§ PROVIDED DATA
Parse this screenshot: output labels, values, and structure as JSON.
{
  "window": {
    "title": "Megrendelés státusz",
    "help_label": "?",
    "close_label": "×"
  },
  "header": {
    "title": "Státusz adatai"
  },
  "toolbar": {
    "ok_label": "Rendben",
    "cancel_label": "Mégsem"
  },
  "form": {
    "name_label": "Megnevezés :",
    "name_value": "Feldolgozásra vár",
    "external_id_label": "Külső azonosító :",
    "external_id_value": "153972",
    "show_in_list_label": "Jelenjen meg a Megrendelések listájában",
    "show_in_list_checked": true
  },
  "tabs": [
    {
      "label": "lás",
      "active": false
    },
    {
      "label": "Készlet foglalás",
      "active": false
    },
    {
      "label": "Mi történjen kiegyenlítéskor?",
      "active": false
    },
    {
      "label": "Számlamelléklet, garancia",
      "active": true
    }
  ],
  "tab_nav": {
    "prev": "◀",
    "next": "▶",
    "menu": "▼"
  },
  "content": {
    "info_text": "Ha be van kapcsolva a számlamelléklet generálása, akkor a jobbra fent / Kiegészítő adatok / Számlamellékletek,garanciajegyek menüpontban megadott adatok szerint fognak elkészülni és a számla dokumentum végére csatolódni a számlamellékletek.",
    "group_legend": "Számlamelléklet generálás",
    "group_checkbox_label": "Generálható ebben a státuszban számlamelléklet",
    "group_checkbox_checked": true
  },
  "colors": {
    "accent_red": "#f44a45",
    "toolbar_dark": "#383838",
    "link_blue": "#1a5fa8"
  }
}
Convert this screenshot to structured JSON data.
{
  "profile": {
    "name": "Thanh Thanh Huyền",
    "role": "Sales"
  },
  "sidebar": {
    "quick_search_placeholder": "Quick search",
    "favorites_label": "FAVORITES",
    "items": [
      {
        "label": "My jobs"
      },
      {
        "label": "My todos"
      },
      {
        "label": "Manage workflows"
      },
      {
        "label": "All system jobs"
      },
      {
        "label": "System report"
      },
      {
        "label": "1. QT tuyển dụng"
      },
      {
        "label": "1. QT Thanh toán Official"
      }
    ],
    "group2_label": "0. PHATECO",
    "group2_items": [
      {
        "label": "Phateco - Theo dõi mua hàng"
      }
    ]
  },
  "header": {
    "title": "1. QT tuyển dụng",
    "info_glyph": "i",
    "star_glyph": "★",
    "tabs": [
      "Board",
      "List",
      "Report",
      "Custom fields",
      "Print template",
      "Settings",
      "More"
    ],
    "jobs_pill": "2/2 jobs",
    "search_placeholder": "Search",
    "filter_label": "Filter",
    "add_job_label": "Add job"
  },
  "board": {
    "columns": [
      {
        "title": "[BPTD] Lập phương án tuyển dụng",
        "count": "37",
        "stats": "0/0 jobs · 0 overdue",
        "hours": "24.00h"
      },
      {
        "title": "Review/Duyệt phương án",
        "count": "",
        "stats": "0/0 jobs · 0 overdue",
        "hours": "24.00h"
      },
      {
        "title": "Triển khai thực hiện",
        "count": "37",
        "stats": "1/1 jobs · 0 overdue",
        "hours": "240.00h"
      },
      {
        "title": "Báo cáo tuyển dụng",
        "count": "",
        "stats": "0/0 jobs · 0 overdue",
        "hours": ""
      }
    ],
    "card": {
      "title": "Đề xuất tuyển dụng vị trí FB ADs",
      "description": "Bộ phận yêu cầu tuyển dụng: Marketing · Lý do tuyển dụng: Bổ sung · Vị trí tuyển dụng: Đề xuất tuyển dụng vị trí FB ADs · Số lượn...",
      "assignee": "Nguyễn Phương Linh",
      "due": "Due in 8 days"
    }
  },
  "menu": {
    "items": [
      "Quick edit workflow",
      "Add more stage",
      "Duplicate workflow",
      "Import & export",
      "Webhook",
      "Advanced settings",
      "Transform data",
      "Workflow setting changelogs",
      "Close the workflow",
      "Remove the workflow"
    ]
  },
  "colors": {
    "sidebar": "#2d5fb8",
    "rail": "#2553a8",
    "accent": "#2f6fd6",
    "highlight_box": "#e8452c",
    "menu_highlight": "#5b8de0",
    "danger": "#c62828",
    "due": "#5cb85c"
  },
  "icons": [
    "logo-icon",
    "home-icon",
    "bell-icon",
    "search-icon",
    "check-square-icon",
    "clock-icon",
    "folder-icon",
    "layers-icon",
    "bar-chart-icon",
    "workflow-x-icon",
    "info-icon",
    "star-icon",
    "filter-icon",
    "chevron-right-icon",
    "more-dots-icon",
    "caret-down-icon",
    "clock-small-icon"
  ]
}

§ WHAT THE EXERCISE ASKS
Print every record above exactly as written.

§ RESULT OF THIS EXERCISE
Parse this screenshot: output labels, values, and structure as JSON.
{
  "window": {
    "title": "Megrendelés státusz",
    "help_label": "?",
    "close_label": "×"
  },
  "header": {
    "title": "Státusz adatai"
  },
  "toolbar": {
    "ok_label": "Rendben",
    "cancel_label": "Mégsem"
  },
  "form": {
    "name_label": "Megnevezés :",
    "name_value": "Feldolgozásra vár",
    "external_id_label": "Külső azonosító :",
    "external_id_value": "153972",
    "show_in_list_label": "Jelenjen meg a Megrendelések listájában",
    "show_in_list_checked": true
  },
  "tabs": [
    {
      "label": "lás",
      "active": false
    },
    {
      "label": "Készlet foglalás",
      "active": false
    },
    {
      "label": "Mi történjen kiegyenlítéskor?",
      "active": false
    },
    {
      "label": "Számlamelléklet, garancia",
      "active": true
    }
  ],
  "tab_nav": {
    "prev": "◀",
    "next": "▶",
    "menu": "▼"
  },
  "content": {
    "info_text": "Ha be van kapcsolva a számlamelléklet generálása, akkor a jobbra fent / Kiegészítő adatok / Számlamellékletek,garanciajegyek menüpontban megadott adatok szerint fognak elkészülni és a számla dokumentum végére csatolódni a számlamellékletek.",
    "group_legend": "Számlamelléklet generálás",
    "group_checkbox_label": "Generálható ebben a státuszban számlamelléklet",
    "group_checkbox_checked": true
  },
  "colors": {
    "accent_red": "#f44a45",
    "toolbar_dark": "#383838",
    "link_blue": "#1a5fa8"
  }
}
Convert this screenshot to structured JSON data.
{
  "profile": {
    "name": "Thanh Thanh Huyền",
    "role": "Sales"
  },
  "sidebar": {
    "quick_search_placeholder": "Quick search",
    "favorites_label": "FAVORITES",
    "items": [
      {
        "label": "My jobs"
      },
      {
        "label": "My todos"
      },
      {
        "label": "Manage workflows"
      },
      {
        "label": "All system jobs"
      },
      {
        "label": "System report"
      },
      {
        "label": "1. QT tuyển dụng"
      },
      {
        "label": "1. QT Thanh toán Official"
      }
    ],
    "group2_label": "0. PHATECO",
    "group2_items": [
      {
        "label": "Phateco - Theo dõi mua hàng"
      }
    ]
  },
  "header": {
    "title": "1. QT tuyển dụng",
    "info_glyph": "i",
    "star_glyph": "★",
    "tabs": [
      "Board",
      "List",
      "Report",
      "Custom fields",
      "Print template",
      "Settings",
      "More"
    ],
    "jobs_pill": "2/2 jobs",
    "search_placeholder": "Search",
    "filter_label": "Filter",
    "add_job_label": "Add job"
  },
  "board": {
    "columns": [
      {
        "title": "[BPTD] Lập phương án tuyển dụng",
        "count": "37",
        "stats": "0/0 jobs · 0 overdue",
        "hours": "24.00h"
      },
      {
        "title": "Review/Duyệt phương án",
        "count": "",
        "stats": "0/0 jobs · 0 overdue",
        "hours": "24.00h"
      },
      {
        "title": "Triển khai thực hiện",
        "count": "37",
        "stats": "1/1 jobs · 0 overdue",
        "hours": "240.00h"
      },
      {
        "title": "Báo cáo tuyển dụng",
        "count": "",
        "stats": "0/0 jobs · 0 overdue",
        "hours": ""
      }
    ],
    "card": {
      "title": "Đề xuất tuyển dụng vị trí FB ADs",
      "description": "Bộ phận yêu cầu tuyển dụng: Marketing · Lý do tuyển dụng: Bổ sung · Vị trí tuyển dụng: Đề xuất tuyển dụng vị trí FB ADs · Số lượn...",
      "assignee": "Nguyễn Phương Linh",
      "due": "Due in 8 days"
    }
  },
  "menu": {
    "items": [
      "Quick edit workflow",
      "Add more stage",
      "Duplicate workflow",
      "Import & export",
      "Webhook",
      "Advanced settings",
      "Transform data",
      "Workflow setting changelogs",
      "Close the workflow",
      "Remove the workflow"
    ]
  },
  "colors": {
    "sidebar": "#2d5fb8",
    "rail": "#2553a8",
    "accent": "#2f6fd6",
    "highlight_box": "#e8452c",
    "menu_highlight": "#5b8de0",
    "danger": "#c62828",
    "due": "#5cb85c"
  },
  "icons": [
    "logo-icon",
    "home-icon",
    "bell-icon",
    "search-icon",
    "check-square-icon",
    "clock-icon",
    "folder-icon",
    "layers-icon",
    "bar-chart-icon",
    "workflow-x-icon",
    "info-icon",
    "star-icon",
    "filter-icon",
    "chevron-right-icon",
    "more-dots-icon",
    "caret-down-icon",
    "clock-small-icon"
  ]
}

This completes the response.